Data for the task:
---+---

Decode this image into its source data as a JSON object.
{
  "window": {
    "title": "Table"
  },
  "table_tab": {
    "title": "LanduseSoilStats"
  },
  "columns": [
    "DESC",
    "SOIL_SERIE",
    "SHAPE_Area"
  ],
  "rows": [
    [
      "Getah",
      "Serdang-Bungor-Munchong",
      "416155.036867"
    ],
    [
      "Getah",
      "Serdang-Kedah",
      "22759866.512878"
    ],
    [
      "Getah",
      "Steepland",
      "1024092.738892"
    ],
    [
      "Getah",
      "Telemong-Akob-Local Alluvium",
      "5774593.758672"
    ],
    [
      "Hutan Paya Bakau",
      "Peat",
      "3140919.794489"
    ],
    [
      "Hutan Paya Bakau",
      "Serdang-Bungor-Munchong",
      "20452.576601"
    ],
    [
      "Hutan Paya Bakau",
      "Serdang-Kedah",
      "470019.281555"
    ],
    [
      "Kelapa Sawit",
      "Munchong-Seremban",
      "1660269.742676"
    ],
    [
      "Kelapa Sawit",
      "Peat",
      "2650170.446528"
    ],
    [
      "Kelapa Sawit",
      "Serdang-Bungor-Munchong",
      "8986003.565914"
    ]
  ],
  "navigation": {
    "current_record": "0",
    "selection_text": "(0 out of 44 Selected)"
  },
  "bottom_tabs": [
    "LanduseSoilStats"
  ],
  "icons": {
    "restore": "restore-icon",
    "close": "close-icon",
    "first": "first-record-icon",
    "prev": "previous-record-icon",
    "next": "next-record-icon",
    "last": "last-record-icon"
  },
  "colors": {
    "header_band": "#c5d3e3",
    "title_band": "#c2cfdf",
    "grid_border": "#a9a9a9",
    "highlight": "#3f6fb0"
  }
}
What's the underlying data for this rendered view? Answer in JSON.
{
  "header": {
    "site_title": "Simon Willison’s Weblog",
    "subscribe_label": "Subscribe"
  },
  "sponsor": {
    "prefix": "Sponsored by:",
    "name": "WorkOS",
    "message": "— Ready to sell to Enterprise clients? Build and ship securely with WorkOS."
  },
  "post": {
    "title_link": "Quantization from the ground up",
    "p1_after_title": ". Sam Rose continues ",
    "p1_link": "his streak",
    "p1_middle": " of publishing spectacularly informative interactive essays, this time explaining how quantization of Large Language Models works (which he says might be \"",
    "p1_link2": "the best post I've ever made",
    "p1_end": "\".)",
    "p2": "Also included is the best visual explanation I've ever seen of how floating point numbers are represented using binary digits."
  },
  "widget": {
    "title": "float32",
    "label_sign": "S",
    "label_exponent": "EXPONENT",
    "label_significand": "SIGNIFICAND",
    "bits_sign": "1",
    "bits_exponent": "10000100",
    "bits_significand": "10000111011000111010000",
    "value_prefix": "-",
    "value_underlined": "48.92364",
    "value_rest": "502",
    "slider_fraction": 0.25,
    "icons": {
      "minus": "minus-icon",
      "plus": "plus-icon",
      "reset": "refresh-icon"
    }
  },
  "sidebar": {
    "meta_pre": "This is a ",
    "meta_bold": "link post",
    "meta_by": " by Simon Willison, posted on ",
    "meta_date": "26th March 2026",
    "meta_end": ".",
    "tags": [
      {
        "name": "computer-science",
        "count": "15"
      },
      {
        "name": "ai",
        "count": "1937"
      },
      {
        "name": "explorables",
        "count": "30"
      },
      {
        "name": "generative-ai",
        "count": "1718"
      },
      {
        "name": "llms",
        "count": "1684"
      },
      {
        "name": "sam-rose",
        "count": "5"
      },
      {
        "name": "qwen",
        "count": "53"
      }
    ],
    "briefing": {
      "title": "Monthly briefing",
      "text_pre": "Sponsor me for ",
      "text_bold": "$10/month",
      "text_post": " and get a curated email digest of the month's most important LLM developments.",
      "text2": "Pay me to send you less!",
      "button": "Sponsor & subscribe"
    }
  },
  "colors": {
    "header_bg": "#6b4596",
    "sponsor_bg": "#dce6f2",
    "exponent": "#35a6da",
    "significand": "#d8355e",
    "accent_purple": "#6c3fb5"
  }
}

---+---

Stated goal: Write out every record verbatim.

Task response:
Decode this image into its source data as a JSON object.
{
  "window": {
    "title": "Table"
  },
  "table_tab": {
    "title": "LanduseSoilStats"
  },
  "columns": [
    "DESC",
    "SOIL_SERIE",
    "SHAPE_Area"
  ],
  "rows": [
    [
      "Getah",
      "Serdang-Bungor-Munchong",
      "416155.036867"
    ],
    [
      "Getah",
      "Serdang-Kedah",
      "22759866.512878"
    ],
    [
      "Getah",
      "Steepland",
      "1024092.738892"
    ],
    [
      "Getah",
      "Telemong-Akob-Local Alluvium",
      "5774593.758672"
    ],
    [
      "Hutan Paya Bakau",
      "Peat",
      "3140919.794489"
    ],
    [
      "Hutan Paya Bakau",
      "Serdang-Bungor-Munchong",
      "20452.576601"
    ],
    [
      "Hutan Paya Bakau",
      "Serdang-Kedah",
      "470019.281555"
    ],
    [
      "Kelapa Sawit",
      "Munchong-Seremban",
      "1660269.742676"
    ],
    [
      "Kelapa Sawit",
      "Peat",
      "2650170.446528"
    ],
    [
      "Kelapa Sawit",
      "Serdang-Bungor-Munchong",
      "8986003.565914"
    ]
  ],
  "navigation": {
    "current_record": "0",
    "selection_text": "(0 out of 44 Selected)"
  },
  "bottom_tabs": [
    "LanduseSoilStats"
  ],
  "icons": {
    "restore": "restore-icon",
    "close": "close-icon",
    "first": "first-record-icon",
    "prev": "previous-record-icon",
    "next": "next-record-icon",
    "last": "last-record-icon"
  },
  "colors": {
    "header_band": "#c5d3e3",
    "title_band": "#c2cfdf",
    "grid_border": "#a9a9a9",
    "highlight": "#3f6fb0"
  }
}
What's the underlying data for this rendered view? Answer in JSON.
{
  "header": {
    "site_title": "Simon Willison’s Weblog",
    "subscribe_label": "Subscribe"
  },
  "sponsor": {
    "prefix": "Sponsored by:",
    "name": "WorkOS",
    "message": "— Ready to sell to Enterprise clients? Build and ship securely with WorkOS."
  },
  "post": {
    "title_link": "Quantization from the ground up",
    "p1_after_title": ". Sam Rose continues ",
    "p1_link": "his streak",
    "p1_middle": " of publishing spectacularly informative interactive essays, this time explaining how quantization of Large Language Models works (which he says might be \"",
    "p1_link2": "the best post I've ever made",
    "p1_end": "\".)",
    "p2": "Also included is the best visual explanation I've ever seen of how floating point numbers are represented using binary digits."
  },
  "widget": {
    "title": "float32",
    "label_sign": "S",
    "label_exponent": "EXPONENT",
    "label_significand": "SIGNIFICAND",
    "bits_sign": "1",
    "bits_exponent": "10000100",
    "bits_significand": "10000111011000111010000",
    "value_prefix": "-",
    "value_underlined": "48.92364",
    "value_rest": "502",
    "slider_fraction": 0.25,
    "icons": {
      "minus": "minus-icon",
      "plus": "plus-icon",
      "reset": "refresh-icon"
    }
  },
  "sidebar": {
    "meta_pre": "This is a ",
    "meta_bold": "link post",
    "meta_by": " by Simon Willison, posted on ",
    "meta_date": "26th March 2026",
    "meta_end": ".",
    "tags": [
      {
        "name": "computer-science",
        "count": "15"
      },
      {
        "name": "ai",
        "count": "1937"
      },
      {
        "name": "explorables",
        "count": "30"
      },
      {
        "name": "generative-ai",
        "count": "1718"
      },
      {
        "name": "llms",
        "count": "1684"
      },
      {
        "name": "sam-rose",
        "count": "5"
      },
      {
        "name": "qwen",
        "count": "53"
      }
    ],
    "briefing": {
      "title": "Monthly briefing",
      "text_pre": "Sponsor me for ",
      "text_bold": "$10/month",
      "text_post": " and get a curated email digest of the month's most important LLM developments.",
      "text2": "Pay me to send you less!",
      "button": "Sponsor & subscribe"
    }
  },
  "colors": {
    "header_bg": "#6b4596",
    "sponsor_bg": "#dce6f2",
    "exponent": "#35a6da",
    "significand": "#d8355e",
    "accent_purple": "#6c3fb5"
  }
}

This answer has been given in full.